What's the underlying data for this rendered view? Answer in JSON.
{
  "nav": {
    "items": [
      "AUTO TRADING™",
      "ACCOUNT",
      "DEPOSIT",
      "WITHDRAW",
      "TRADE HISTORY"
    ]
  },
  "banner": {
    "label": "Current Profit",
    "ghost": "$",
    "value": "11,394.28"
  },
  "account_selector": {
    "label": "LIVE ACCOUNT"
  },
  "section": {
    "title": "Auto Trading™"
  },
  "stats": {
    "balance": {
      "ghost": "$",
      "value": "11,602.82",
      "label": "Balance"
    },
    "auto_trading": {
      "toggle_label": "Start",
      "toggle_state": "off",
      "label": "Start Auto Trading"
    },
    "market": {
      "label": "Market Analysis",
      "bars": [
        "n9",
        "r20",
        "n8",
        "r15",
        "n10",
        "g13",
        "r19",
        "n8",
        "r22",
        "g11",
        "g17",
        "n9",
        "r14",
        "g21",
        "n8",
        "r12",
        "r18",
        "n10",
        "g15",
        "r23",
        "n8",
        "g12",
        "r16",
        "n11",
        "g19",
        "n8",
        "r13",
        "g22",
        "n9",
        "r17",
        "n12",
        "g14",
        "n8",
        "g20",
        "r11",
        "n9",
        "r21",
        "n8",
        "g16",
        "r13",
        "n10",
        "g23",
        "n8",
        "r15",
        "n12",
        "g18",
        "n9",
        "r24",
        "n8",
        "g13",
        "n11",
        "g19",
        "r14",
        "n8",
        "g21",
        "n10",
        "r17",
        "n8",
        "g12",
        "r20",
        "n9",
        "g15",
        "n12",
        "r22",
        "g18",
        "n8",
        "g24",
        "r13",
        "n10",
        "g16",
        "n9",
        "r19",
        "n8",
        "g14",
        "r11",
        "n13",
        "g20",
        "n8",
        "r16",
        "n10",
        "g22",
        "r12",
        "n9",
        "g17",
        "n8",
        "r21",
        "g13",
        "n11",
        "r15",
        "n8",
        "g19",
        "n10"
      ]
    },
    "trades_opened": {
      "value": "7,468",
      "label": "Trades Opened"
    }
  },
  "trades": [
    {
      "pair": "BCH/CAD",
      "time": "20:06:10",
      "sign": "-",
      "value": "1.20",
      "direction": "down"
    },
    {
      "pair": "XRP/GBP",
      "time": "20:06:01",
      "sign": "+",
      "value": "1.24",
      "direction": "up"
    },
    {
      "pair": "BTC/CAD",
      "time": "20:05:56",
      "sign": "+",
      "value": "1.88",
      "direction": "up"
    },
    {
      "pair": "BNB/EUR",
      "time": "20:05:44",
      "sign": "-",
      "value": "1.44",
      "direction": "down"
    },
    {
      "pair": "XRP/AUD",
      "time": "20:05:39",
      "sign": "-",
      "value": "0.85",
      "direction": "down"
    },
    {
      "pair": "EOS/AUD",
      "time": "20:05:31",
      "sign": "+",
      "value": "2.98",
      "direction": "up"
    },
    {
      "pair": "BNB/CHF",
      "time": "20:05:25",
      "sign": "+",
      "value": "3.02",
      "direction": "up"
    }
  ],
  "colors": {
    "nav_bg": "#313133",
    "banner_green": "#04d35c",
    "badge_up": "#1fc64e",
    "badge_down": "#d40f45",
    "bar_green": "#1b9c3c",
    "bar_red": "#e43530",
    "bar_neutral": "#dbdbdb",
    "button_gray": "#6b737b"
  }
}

- PROBLEM REQUIREMENTS -
Copy every line verbatim.

- ANSWER TO THIS TASK -
What's the underlying data for this rendered view? Answer in JSON.
{
  "nav": {
    "items": [
      "AUTO TRADING™",
      "ACCOUNT",
      "DEPOSIT",
      "WITHDRAW",
      "TRADE HISTORY"
    ]
  },
  "banner": {
    "label": "Current Profit",
    "ghost": "$",
    "value": "11,394.28"
  },
  "account_selector": {
    "label": "LIVE ACCOUNT"
  },
  "section": {
    "title": "Auto Trading™"
  },
  "stats": {
    "balance": {
      "ghost": "$",
      "value": "11,602.82",
      "label": "Balance"
    },
    "auto_trading": {
      "toggle_label": "Start",
      "toggle_state": "off",
      "label": "Start Auto Trading"
    },
    "market": {
      "label": "Market Analysis",
      "bars": [
        "n9",
        "r20",
        "n8",
        "r15",
        "n10",
        "g13",
        "r19",
        "n8",
        "r22",
        "g11",
        "g17",
        "n9",
        "r14",
        "g21",
        "n8",
        "r12",
        "r18",
        "n10",
        "g15",
        "r23",
        "n8",
        "g12",
        "r16",
        "n11",
        "g19",
        "n8",
        "r13",
        "g22",
        "n9",
        "r17",
        "n12",
        "g14",
        "n8",
        "g20",
        "r11",
        "n9",
        "r21",
        "n8",
        "g16",
        "r13",
        "n10",
        "g23",
        "n8",
        "r15",
        "n12",
        "g18",
        "n9",
        "r24",
        "n8",
        "g13",
        "n11",
        "g19",
        "r14",
        "n8",
        "g21",
        "n10",
        "r17",
        "n8",
        "g12",
        "r20",
        "n9",
        "g15",
        "n12",
        "r22",
        "g18",
        "n8",
        "g24",
        "r13",
        "n10",
        "g16",
        "n9",
        "r19",
        "n8",
        "g14",
        "r11",
        "n13",
        "g20",
        "n8",
        "r16",
        "n10",
        "g22",
        "r12",
        "n9",
        "g17",
        "n8",
        "r21",
        "g13",
        "n11",
        "r15",
        "n8",
        "g19",
        "n10"
      ]
    },
    "trades_opened": {
      "value": "7,468",
      "label": "Trades Opened"
    }
  },
  "trades": [
    {
      "pair": "BCH/CAD",
      "time": "20:06:10",
      "sign": "-",
      "value": "1.20",
      "direction": "down"
    },
    {
      "pair": "XRP/GBP",
      "time": "20:06:01",
      "sign": "+",
      "value": "1.24",
      "direction": "up"
    },
    {
      "pair": "BTC/CAD",
      "time": "20:05:56",
      "sign": "+",
      "value": "1.88",
      "direction": "up"
    },
    {
      "pair": "BNB/EUR",
      "time": "20:05:44",
      "sign": "-",
      "value": "1.44",
      "direction": "down"
    },
    {
      "pair": "XRP/AUD",
      "time": "20:05:39",
      "sign": "-",
      "value": "0.85",
      "direction": "down"
    },
    {
      "pair": "EOS/AUD",
      "time": "20:05:31",
      "sign": "+",
      "value": "2.98",
      "direction": "up"
    },
    {
      "pair": "BNB/CHF",
      "time": "20:05:25",
      "sign": "+",
      "value": "3.02",
      "direction": "up"
    }
  ],
  "colors": {
    "nav_bg": "#313133",
    "banner_green": "#04d35c",
    "badge_up": "#1fc64e",
    "badge_down": "#d40f45",
    "bar_green": "#1b9c3c",
    "bar_red": "#e43530",
    "bar_neutral": "#dbdbdb",
    "button_gray": "#6b737b"
  }
}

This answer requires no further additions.